• [GIVEN EXERCISE]:
Collect each line of the entries that holds the string "JSON".

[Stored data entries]
**********
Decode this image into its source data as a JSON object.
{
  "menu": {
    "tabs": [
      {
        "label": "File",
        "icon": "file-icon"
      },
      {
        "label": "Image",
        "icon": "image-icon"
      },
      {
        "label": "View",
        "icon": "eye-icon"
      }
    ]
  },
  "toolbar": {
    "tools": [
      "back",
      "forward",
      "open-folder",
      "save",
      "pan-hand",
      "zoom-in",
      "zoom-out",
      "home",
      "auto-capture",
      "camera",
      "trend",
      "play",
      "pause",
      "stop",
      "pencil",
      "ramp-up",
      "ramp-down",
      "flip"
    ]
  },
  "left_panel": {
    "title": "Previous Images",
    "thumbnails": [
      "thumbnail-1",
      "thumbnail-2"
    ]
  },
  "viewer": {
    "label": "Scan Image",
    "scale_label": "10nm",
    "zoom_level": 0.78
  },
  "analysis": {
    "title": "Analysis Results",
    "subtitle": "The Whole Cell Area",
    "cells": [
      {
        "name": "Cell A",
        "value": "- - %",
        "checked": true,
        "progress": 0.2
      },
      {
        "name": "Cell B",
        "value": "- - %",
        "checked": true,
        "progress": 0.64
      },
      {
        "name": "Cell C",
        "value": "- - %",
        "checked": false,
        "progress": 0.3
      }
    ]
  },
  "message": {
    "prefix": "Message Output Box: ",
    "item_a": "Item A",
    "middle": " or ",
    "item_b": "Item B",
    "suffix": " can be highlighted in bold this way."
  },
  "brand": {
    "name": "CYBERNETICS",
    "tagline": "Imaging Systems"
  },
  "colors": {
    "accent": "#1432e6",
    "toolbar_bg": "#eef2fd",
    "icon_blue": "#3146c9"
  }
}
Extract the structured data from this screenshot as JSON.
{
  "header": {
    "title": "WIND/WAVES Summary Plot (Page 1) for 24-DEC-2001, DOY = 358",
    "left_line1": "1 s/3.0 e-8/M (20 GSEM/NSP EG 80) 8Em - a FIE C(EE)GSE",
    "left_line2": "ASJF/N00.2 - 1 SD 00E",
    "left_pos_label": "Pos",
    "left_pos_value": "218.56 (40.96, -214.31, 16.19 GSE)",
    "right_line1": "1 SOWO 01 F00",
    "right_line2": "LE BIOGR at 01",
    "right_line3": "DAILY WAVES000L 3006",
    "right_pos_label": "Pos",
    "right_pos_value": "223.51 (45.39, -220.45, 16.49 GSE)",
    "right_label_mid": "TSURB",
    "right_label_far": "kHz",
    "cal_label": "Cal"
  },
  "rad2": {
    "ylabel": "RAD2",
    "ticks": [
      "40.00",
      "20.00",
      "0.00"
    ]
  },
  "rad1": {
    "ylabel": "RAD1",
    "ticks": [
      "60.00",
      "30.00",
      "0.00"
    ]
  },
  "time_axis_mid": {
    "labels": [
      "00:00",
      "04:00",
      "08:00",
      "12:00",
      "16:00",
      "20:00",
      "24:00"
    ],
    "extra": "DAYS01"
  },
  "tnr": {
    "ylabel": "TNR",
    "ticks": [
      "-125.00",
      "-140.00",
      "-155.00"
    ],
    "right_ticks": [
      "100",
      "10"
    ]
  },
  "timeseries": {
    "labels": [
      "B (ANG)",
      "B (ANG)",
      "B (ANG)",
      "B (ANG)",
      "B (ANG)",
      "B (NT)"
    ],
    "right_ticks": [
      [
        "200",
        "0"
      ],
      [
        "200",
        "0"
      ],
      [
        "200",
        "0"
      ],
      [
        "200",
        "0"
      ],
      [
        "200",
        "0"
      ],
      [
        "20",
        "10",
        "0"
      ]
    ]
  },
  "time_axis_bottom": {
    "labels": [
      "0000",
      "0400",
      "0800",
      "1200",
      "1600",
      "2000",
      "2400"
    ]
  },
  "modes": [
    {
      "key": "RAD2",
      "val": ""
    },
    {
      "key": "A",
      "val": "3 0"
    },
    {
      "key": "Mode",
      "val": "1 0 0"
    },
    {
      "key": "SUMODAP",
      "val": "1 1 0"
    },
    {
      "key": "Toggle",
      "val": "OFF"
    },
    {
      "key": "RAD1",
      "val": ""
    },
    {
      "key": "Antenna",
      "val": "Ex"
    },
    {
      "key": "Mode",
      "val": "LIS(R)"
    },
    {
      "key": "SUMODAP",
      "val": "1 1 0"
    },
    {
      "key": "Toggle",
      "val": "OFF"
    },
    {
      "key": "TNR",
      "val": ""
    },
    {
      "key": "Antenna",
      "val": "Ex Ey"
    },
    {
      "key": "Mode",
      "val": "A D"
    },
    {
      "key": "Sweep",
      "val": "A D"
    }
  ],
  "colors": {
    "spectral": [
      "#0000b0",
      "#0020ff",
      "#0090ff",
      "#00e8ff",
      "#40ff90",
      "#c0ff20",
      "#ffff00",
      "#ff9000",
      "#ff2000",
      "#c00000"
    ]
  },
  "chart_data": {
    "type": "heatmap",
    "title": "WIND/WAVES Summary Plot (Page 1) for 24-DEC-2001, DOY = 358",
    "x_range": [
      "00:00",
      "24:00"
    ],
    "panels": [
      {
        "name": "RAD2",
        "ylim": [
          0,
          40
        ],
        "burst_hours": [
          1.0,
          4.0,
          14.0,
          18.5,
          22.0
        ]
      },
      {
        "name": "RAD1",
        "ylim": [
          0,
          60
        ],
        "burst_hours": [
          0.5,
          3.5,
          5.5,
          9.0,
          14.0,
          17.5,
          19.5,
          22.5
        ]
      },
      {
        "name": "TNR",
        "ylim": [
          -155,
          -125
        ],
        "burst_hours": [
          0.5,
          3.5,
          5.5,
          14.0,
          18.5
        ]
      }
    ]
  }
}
**********
• [TASK RESPONSE]:
Decode this image into its source data as a JSON object.
Extract the structured data from this screenshot as JSON.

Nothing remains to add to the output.